## Problem to work on
Rewrite every line of the material below as a numbered list, omitting any blank lines.

## Listed entries
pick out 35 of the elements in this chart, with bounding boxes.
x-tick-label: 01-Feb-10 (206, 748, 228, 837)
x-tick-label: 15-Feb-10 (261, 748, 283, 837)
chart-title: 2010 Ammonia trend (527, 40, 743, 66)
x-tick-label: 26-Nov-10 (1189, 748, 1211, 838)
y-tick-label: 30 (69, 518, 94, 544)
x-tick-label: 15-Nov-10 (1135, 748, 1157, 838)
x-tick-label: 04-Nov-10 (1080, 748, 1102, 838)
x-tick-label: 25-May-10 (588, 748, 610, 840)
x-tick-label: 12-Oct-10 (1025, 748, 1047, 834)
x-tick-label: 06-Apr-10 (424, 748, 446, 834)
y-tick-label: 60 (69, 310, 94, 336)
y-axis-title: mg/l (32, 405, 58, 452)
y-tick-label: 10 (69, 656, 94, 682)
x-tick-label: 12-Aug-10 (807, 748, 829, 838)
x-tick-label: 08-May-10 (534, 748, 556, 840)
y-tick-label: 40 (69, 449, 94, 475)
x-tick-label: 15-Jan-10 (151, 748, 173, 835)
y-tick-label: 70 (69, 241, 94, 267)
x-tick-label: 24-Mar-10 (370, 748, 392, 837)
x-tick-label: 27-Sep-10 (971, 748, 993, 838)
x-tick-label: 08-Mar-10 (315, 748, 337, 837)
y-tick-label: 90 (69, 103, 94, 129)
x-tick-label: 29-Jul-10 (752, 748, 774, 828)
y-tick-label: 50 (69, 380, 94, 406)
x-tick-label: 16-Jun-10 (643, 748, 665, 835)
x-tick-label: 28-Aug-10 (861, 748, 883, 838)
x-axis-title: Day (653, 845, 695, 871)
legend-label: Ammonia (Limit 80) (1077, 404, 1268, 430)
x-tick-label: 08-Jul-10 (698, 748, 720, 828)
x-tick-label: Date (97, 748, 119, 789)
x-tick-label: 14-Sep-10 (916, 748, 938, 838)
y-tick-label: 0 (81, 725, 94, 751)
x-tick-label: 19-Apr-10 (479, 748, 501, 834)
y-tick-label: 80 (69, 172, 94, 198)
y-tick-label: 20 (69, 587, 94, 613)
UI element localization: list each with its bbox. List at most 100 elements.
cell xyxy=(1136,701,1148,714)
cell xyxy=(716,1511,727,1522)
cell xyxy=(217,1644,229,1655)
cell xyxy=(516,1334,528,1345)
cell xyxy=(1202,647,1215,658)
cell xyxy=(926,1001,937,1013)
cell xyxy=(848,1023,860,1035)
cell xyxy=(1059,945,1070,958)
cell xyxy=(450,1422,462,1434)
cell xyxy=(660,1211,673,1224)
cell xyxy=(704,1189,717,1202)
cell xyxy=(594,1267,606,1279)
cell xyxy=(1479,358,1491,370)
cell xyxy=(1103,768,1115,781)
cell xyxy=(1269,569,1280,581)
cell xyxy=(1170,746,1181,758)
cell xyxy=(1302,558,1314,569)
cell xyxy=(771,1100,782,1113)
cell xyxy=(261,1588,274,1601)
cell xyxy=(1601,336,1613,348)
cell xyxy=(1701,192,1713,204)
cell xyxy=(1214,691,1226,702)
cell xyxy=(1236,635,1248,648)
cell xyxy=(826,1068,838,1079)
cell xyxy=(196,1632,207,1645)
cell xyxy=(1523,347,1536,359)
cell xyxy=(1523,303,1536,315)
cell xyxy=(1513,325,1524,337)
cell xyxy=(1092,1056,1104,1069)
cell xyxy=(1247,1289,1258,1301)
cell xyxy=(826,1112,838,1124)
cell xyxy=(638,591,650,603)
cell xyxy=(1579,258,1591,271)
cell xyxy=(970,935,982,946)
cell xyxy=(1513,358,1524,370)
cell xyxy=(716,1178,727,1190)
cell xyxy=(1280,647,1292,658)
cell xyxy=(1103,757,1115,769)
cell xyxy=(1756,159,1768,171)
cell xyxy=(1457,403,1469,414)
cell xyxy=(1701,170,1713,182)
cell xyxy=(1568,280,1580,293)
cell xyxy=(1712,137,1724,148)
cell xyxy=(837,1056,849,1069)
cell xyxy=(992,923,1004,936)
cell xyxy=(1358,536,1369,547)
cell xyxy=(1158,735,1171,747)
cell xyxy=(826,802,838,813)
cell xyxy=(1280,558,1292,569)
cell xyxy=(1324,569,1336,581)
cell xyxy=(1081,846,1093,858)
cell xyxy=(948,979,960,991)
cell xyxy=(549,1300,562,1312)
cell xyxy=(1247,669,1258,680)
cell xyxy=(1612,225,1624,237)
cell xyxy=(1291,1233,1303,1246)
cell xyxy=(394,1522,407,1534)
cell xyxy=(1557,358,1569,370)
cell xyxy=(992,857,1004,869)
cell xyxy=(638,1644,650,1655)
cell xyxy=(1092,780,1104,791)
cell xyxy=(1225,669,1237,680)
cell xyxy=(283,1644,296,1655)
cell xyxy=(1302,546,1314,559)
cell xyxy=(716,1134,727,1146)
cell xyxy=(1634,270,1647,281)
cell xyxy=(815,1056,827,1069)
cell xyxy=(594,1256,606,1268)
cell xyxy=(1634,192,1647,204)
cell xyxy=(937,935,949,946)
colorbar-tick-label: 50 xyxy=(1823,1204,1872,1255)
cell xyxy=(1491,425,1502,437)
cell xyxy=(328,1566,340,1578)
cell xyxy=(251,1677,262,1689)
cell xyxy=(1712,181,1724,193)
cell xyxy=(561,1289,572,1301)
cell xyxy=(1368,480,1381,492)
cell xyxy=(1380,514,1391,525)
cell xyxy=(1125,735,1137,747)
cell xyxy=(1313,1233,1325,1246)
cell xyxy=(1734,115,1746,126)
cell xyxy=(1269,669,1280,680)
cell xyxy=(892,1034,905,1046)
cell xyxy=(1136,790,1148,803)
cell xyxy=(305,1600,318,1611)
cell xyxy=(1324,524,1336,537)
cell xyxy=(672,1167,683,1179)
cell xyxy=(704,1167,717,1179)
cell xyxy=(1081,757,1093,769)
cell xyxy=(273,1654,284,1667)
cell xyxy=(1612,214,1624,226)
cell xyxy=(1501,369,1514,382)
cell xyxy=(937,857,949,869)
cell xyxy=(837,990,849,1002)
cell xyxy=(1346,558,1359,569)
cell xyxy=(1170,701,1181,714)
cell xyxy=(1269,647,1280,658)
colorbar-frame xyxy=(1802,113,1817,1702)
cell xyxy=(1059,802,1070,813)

## Solution to this problem
1. pick out 35 of the elements in this chart, with bounding boxes.
2. x-tick-label: 01-Feb-10 (206, 748, 228, 837)
3. x-tick-label: 15-Feb-10 (261, 748, 283, 837)
4. chart-title: 2010 Ammonia trend (527, 40, 743, 66)
5. x-tick-label: 26-Nov-10 (1189, 748, 1211, 838)
6. y-tick-label: 30 (69, 518, 94, 544)
7. x-tick-label: 15-Nov-10 (1135, 748, 1157, 838)
8. x-tick-label: 04-Nov-10 (1080, 748, 1102, 838)
9. x-tick-label: 25-May-10 (588, 748, 610, 840)
10. x-tick-label: 12-Oct-10 (1025, 748, 1047, 834)
11. x-tick-label: 06-Apr-10 (424, 748, 446, 834)
12. y-tick-label: 60 (69, 310, 94, 336)
13. y-axis-title: mg/l (32, 405, 58, 452)
14. y-tick-label: 10 (69, 656, 94, 682)
15. x-tick-label: 12-Aug-10 (807, 748, 829, 838)
16. x-tick-label: 08-May-10 (534, 748, 556, 840)
17. y-tick-label: 40 (69, 449, 94, 475)
18. x-tick-label: 15-Jan-10 (151, 748, 173, 835)
19. y-tick-label: 70 (69, 241, 94, 267)
20. x-tick-label: 24-Mar-10 (370, 748, 392, 837)
21. x-tick-label: 27-Sep-10 (971, 748, 993, 838)
22. x-tick-label: 08-Mar-10 (315, 748, 337, 837)
23. y-tick-label: 90 (69, 103, 94, 129)
24. x-tick-label: 29-Jul-10 (752, 748, 774, 828)
25. y-tick-label: 50 (69, 380, 94, 406)
26. x-tick-label: 16-Jun-10 (643, 748, 665, 835)
27. x-tick-label: 28-Aug-10 (861, 748, 883, 838)
28. x-axis-title: Day (653, 845, 695, 871)
29. legend-label: Ammonia (Limit 80) (1077, 404, 1268, 430)
30. x-tick-label: 08-Jul-10 (698, 748, 720, 828)
31. x-tick-label: Date (97, 748, 119, 789)
32. x-tick-label: 14-Sep-10 (916, 748, 938, 838)
33. y-tick-label: 0 (81, 725, 94, 751)
34. x-tick-label: 19-Apr-10 (479, 748, 501, 834)
35. y-tick-label: 80 (69, 172, 94, 198)
36. y-tick-label: 20 (69, 587, 94, 613)
37. UI element localization: list each with its bbox. List at most 100 elements.
38. cell xyxy=(1136,701,1148,714)
39. cell xyxy=(716,1511,727,1522)
40. cell xyxy=(217,1644,229,1655)
41. cell xyxy=(516,1334,528,1345)
42. cell xyxy=(1202,647,1215,658)
43. cell xyxy=(926,1001,937,1013)
44. cell xyxy=(848,1023,860,1035)
45. cell xyxy=(1059,945,1070,958)
46. cell xyxy=(450,1422,462,1434)
47. cell xyxy=(660,1211,673,1224)
48. cell xyxy=(704,1189,717,1202)
49. cell xyxy=(594,1267,606,1279)
50. cell xyxy=(1479,358,1491,370)
51. cell xyxy=(1103,768,1115,781)
52. cell xyxy=(1269,569,1280,581)
53. cell xyxy=(1170,746,1181,758)
54. cell xyxy=(1302,558,1314,569)
55. cell xyxy=(771,1100,782,1113)
56. cell xyxy=(261,1588,274,1601)
57. cell xyxy=(1601,336,1613,348)
58. cell xyxy=(1701,192,1713,204)
59. cell xyxy=(1214,691,1226,702)
60. cell xyxy=(1236,635,1248,648)
61. cell xyxy=(826,1068,838,1079)
62. cell xyxy=(196,1632,207,1645)
63. cell xyxy=(1523,347,1536,359)
64. cell xyxy=(1523,303,1536,315)
65. cell xyxy=(1513,325,1524,337)
66. cell xyxy=(1092,1056,1104,1069)
67. cell xyxy=(1247,1289,1258,1301)
68. cell xyxy=(826,1112,838,1124)
69. cell xyxy=(638,591,650,603)
70. cell xyxy=(1579,258,1591,271)
71. cell xyxy=(970,935,982,946)
72. cell xyxy=(1513,358,1524,370)
73. cell xyxy=(716,1178,727,1190)
74. cell xyxy=(1280,647,1292,658)
75. cell xyxy=(1103,757,1115,769)
76. cell xyxy=(1756,159,1768,171)
77. cell xyxy=(1457,403,1469,414)
78. cell xyxy=(1701,170,1713,182)
79. cell xyxy=(1568,280,1580,293)
80. cell xyxy=(1712,137,1724,148)
81. cell xyxy=(837,1056,849,1069)
82. cell xyxy=(992,923,1004,936)
83. cell xyxy=(1358,536,1369,547)
84. cell xyxy=(1158,735,1171,747)
85. cell xyxy=(826,802,838,813)
86. cell xyxy=(1280,558,1292,569)
87. cell xyxy=(1324,569,1336,581)
88. cell xyxy=(1081,846,1093,858)
89. cell xyxy=(948,979,960,991)
90. cell xyxy=(549,1300,562,1312)
91. cell xyxy=(1247,669,1258,680)
92. cell xyxy=(1612,225,1624,237)
93. cell xyxy=(1291,1233,1303,1246)
94. cell xyxy=(394,1522,407,1534)
95. cell xyxy=(1557,358,1569,370)
96. cell xyxy=(992,857,1004,869)
97. cell xyxy=(638,1644,650,1655)
98. cell xyxy=(1092,780,1104,791)
99. cell xyxy=(1225,669,1237,680)
100. cell xyxy=(283,1644,296,1655)
101. cell xyxy=(1302,546,1314,559)
102. cell xyxy=(716,1134,727,1146)
103. cell xyxy=(1634,270,1647,281)
104. cell xyxy=(815,1056,827,1069)
105. cell xyxy=(594,1256,606,1268)
106. cell xyxy=(1634,192,1647,204)
107. cell xyxy=(937,935,949,946)
108. colorbar-tick-label: 50 xyxy=(1823,1204,1872,1255)
109. cell xyxy=(1491,425,1502,437)
110. cell xyxy=(328,1566,340,1578)
111. cell xyxy=(251,1677,262,1689)
112. cell xyxy=(1712,181,1724,193)
113. cell xyxy=(561,1289,572,1301)
114. cell xyxy=(1368,480,1381,492)
115. cell xyxy=(1380,514,1391,525)
116. cell xyxy=(1125,735,1137,747)
117. cell xyxy=(1313,1233,1325,1246)
118. cell xyxy=(1734,115,1746,126)
119. cell xyxy=(1269,669,1280,680)
120. cell xyxy=(892,1034,905,1046)
121. cell xyxy=(1136,790,1148,803)
122. cell xyxy=(305,1600,318,1611)
123. cell xyxy=(1324,524,1336,537)
124. cell xyxy=(672,1167,683,1179)
125. cell xyxy=(704,1167,717,1179)
126. cell xyxy=(1081,757,1093,769)
127. cell xyxy=(273,1654,284,1667)
128. cell xyxy=(1612,214,1624,226)
129. cell xyxy=(1501,369,1514,382)
130. cell xyxy=(937,857,949,869)
131. cell xyxy=(837,990,849,1002)
132. cell xyxy=(1346,558,1359,569)
133. cell xyxy=(1170,701,1181,714)
134. cell xyxy=(1269,647,1280,658)
135. colorbar-frame xyxy=(1802,113,1817,1702)
136. cell xyxy=(1059,802,1070,813)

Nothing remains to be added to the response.